WHAT TO WORK ON: Return every entry exactly.

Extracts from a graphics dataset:
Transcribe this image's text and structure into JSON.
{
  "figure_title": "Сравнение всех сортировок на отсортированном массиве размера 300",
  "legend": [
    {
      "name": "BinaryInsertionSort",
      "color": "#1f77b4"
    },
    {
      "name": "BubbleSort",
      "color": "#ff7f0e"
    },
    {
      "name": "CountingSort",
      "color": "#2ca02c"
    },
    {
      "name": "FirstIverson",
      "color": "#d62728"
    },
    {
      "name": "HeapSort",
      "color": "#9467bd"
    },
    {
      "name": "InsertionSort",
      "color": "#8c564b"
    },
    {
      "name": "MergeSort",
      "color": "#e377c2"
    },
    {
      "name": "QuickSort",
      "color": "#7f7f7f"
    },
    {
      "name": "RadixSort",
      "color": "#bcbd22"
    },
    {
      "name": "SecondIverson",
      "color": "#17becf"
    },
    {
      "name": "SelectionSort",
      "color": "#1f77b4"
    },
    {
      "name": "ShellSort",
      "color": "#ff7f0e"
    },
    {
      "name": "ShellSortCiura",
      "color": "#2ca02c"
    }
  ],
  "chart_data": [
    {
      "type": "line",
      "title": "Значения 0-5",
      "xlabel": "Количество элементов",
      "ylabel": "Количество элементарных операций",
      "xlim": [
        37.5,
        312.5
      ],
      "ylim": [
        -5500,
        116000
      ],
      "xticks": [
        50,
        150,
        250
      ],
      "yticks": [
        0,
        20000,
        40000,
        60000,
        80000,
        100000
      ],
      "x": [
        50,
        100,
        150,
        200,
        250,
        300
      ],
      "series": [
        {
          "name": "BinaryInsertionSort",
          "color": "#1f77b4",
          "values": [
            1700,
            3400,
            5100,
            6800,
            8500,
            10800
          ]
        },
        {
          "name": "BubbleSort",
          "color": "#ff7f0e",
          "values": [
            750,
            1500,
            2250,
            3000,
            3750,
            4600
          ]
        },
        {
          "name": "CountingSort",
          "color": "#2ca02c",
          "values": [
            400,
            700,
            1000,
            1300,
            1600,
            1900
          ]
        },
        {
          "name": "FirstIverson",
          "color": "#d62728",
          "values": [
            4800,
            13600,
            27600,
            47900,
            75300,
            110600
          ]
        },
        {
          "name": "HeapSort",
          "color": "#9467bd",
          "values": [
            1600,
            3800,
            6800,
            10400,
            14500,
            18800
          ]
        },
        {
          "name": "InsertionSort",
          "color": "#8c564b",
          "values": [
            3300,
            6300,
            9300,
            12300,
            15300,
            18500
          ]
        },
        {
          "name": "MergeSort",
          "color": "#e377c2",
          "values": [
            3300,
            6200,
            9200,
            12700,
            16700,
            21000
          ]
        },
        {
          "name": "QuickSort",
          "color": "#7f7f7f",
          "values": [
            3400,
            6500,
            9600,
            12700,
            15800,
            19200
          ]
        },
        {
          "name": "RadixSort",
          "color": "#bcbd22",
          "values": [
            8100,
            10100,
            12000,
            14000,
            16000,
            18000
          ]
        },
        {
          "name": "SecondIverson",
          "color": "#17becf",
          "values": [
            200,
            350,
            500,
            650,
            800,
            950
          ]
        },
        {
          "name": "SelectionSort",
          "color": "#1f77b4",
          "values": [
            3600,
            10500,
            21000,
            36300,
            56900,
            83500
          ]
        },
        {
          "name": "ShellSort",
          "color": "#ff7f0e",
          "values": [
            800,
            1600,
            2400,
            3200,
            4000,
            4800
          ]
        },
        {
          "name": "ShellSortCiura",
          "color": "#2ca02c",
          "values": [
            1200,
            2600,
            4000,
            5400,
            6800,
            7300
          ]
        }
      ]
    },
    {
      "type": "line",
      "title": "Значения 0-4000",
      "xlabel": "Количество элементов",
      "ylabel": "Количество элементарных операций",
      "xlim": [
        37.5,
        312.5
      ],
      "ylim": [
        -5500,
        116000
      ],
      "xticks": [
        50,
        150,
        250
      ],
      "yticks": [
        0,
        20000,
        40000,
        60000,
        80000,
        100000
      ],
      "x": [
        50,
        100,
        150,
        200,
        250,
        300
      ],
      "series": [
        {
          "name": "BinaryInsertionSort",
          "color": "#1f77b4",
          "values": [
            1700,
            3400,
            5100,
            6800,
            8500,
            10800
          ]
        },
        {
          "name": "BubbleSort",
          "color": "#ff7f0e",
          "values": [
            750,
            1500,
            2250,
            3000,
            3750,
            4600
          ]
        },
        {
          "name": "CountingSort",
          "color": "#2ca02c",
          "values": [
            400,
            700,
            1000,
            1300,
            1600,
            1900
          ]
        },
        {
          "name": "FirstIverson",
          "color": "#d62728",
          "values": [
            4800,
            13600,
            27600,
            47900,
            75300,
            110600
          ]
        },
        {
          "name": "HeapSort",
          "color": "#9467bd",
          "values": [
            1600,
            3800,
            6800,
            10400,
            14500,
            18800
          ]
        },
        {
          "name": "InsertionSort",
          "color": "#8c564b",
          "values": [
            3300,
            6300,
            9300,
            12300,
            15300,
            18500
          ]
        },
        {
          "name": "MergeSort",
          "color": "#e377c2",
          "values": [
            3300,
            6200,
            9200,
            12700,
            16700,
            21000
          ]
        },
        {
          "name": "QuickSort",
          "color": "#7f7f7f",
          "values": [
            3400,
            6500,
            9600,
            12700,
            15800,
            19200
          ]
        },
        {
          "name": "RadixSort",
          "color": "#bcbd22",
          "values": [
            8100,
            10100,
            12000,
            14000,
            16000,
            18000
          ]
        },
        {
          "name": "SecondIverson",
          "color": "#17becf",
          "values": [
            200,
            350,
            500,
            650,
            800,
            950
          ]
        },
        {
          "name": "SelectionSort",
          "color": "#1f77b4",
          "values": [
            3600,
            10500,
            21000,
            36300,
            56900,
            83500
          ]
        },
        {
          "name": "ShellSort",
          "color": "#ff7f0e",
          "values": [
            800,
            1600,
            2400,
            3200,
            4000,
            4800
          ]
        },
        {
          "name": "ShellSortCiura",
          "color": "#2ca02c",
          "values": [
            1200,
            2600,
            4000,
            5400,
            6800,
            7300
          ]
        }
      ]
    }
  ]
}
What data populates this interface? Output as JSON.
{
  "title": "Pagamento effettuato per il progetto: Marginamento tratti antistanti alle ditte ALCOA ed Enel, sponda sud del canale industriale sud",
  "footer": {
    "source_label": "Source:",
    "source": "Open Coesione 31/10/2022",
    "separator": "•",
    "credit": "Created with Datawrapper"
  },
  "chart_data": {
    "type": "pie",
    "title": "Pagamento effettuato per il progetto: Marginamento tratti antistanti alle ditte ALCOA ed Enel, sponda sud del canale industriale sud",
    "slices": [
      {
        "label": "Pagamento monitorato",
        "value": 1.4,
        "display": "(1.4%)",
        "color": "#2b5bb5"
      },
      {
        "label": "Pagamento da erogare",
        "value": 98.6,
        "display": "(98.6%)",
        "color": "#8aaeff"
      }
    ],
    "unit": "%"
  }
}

RESULT FOR THIS TASK:
Transcribe this image's text and structure into JSON.
{
  "figure_title": "Сравнение всех сортировок на отсортированном массиве размера 300",
  "legend": [
    {
      "name": "BinaryInsertionSort",
      "color": "#1f77b4"
    },
    {
      "name": "BubbleSort",
      "color": "#ff7f0e"
    },
    {
      "name": "CountingSort",
      "color": "#2ca02c"
    },
    {
      "name": "FirstIverson",
      "color": "#d62728"
    },
    {
      "name": "HeapSort",
      "color": "#9467bd"
    },
    {
      "name": "InsertionSort",
      "color": "#8c564b"
    },
    {
      "name": "MergeSort",
      "color": "#e377c2"
    },
    {
      "name": "QuickSort",
      "color": "#7f7f7f"
    },
    {
      "name": "RadixSort",
      "color": "#bcbd22"
    },
    {
      "name": "SecondIverson",
      "color": "#17becf"
    },
    {
      "name": "SelectionSort",
      "color": "#1f77b4"
    },
    {
      "name": "ShellSort",
      "color": "#ff7f0e"
    },
    {
      "name": "ShellSortCiura",
      "color": "#2ca02c"
    }
  ],
  "chart_data": [
    {
      "type": "line",
      "title": "Значения 0-5",
      "xlabel": "Количество элементов",
      "ylabel": "Количество элементарных операций",
      "xlim": [
        37.5,
        312.5
      ],
      "ylim": [
        -5500,
        116000
      ],
      "xticks": [
        50,
        150,
        250
      ],
      "yticks": [
        0,
        20000,
        40000,
        60000,
        80000,
        100000
      ],
      "x": [
        50,
        100,
        150,
        200,
        250,
        300
      ],
      "series": [
        {
          "name": "BinaryInsertionSort",
          "color": "#1f77b4",
          "values": [
            1700,
            3400,
            5100,
            6800,
            8500,
            10800
          ]
        },
        {
          "name": "BubbleSort",
          "color": "#ff7f0e",
          "values": [
            750,
            1500,
            2250,
            3000,
            3750,
            4600
          ]
        },
        {
          "name": "CountingSort",
          "color": "#2ca02c",
          "values": [
            400,
            700,
            1000,
            1300,
            1600,
            1900
          ]
        },
        {
          "name": "FirstIverson",
          "color": "#d62728",
          "values": [
            4800,
            13600,
            27600,
            47900,
            75300,
            110600
          ]
        },
        {
          "name": "HeapSort",
          "color": "#9467bd",
          "values": [
            1600,
            3800,
            6800,
            10400,
            14500,
            18800
          ]
        },
        {
          "name": "InsertionSort",
          "color": "#8c564b",
          "values": [
            3300,
            6300,
            9300,
            12300,
            15300,
            18500
          ]
        },
        {
          "name": "MergeSort",
          "color": "#e377c2",
          "values": [
            3300,
            6200,
            9200,
            12700,
            16700,
            21000
          ]
        },
        {
          "name": "QuickSort",
          "color": "#7f7f7f",
          "values": [
            3400,
            6500,
            9600,
            12700,
            15800,
            19200
          ]
        },
        {
          "name": "RadixSort",
          "color": "#bcbd22",
          "values": [
            8100,
            10100,
            12000,
            14000,
            16000,
            18000
          ]
        },
        {
          "name": "SecondIverson",
          "color": "#17becf",
          "values": [
            200,
            350,
            500,
            650,
            800,
            950
          ]
        },
        {
          "name": "SelectionSort",
          "color": "#1f77b4",
          "values": [
            3600,
            10500,
            21000,
            36300,
            56900,
            83500
          ]
        },
        {
          "name": "ShellSort",
          "color": "#ff7f0e",
          "values": [
            800,
            1600,
            2400,
            3200,
            4000,
            4800
          ]
        },
        {
          "name": "ShellSortCiura",
          "color": "#2ca02c",
          "values": [
            1200,
            2600,
            4000,
            5400,
            6800,
            7300
          ]
        }
      ]
    },
    {
      "type": "line",
      "title": "Значения 0-4000",
      "xlabel": "Количество элементов",
      "ylabel": "Количество элементарных операций",
      "xlim": [
        37.5,
        312.5
      ],
      "ylim": [
        -5500,
        116000
      ],
      "xticks": [
        50,
        150,
        250
      ],
      "yticks": [
        0,
        20000,
        40000,
        60000,
        80000,
        100000
      ],
      "x": [
        50,
        100,
        150,
        200,
        250,
        300
      ],
      "series": [
        {
          "name": "BinaryInsertionSort",
          "color": "#1f77b4",
          "values": [
            1700,
            3400,
            5100,
            6800,
            8500,
            10800
          ]
        },
        {
          "name": "BubbleSort",
          "color": "#ff7f0e",
          "values": [
            750,
            1500,
            2250,
            3000,
            3750,
            4600
          ]
        },
        {
          "name": "CountingSort",
          "color": "#2ca02c",
          "values": [
            400,
            700,
            1000,
            1300,
            1600,
            1900
          ]
        },
        {
          "name": "FirstIverson",
          "color": "#d62728",
          "values": [
            4800,
            13600,
            27600,
            47900,
            75300,
            110600
          ]
        },
        {
          "name": "HeapSort",
          "color": "#9467bd",
          "values": [
            1600,
            3800,
            6800,
            10400,
            14500,
            18800
          ]
        },
        {
          "name": "InsertionSort",
          "color": "#8c564b",
          "values": [
            3300,
            6300,
            9300,
            12300,
            15300,
            18500
          ]
        },
        {
          "name": "MergeSort",
          "color": "#e377c2",
          "values": [
            3300,
            6200,
            9200,
            12700,
            16700,
            21000
          ]
        },
        {
          "name": "QuickSort",
          "color": "#7f7f7f",
          "values": [
            3400,
            6500,
            9600,
            12700,
            15800,
            19200
          ]
        },
        {
          "name": "RadixSort",
          "color": "#bcbd22",
          "values": [
            8100,
            10100,
            12000,
            14000,
            16000,
            18000
          ]
        },
        {
          "name": "SecondIverson",
          "color": "#17becf",
          "values": [
            200,
            350,
            500,
            650,
            800,
            950
          ]
        },
        {
          "name": "SelectionSort",
          "color": "#1f77b4",
          "values": [
            3600,
            10500,
            21000,
            36300,
            56900,
            83500
          ]
        },
        {
          "name": "ShellSort",
          "color": "#ff7f0e",
          "values": [
            800,
            1600,
            2400,
            3200,
            4000,
            4800
          ]
        },
        {
          "name": "ShellSortCiura",
          "color": "#2ca02c",
          "values": [
            1200,
            2600,
            4000,
            5400,
            6800,
            7300
          ]
        }
      ]
    }
  ]
}
What data populates this interface? Output as JSON.
{
  "title": "Pagamento effettuato per il progetto: Marginamento tratti antistanti alle ditte ALCOA ed Enel, sponda sud del canale industriale sud",
  "footer": {
    "source_label": "Source:",
    "source": "Open Coesione 31/10/2022",
    "separator": "•",
    "credit": "Created with Datawrapper"
  },
  "chart_data": {
    "type": "pie",
    "title": "Pagamento effettuato per il progetto: Marginamento tratti antistanti alle ditte ALCOA ed Enel, sponda sud del canale industriale sud",
    "slices": [
      {
        "label": "Pagamento monitorato",
        "value": 1.4,
        "display": "(1.4%)",
        "color": "#2b5bb5"
      },
      {
        "label": "Pagamento da erogare",
        "value": 98.6,
        "display": "(98.6%)",
        "color": "#8aaeff"
      }
    ],
    "unit": "%"
  }
}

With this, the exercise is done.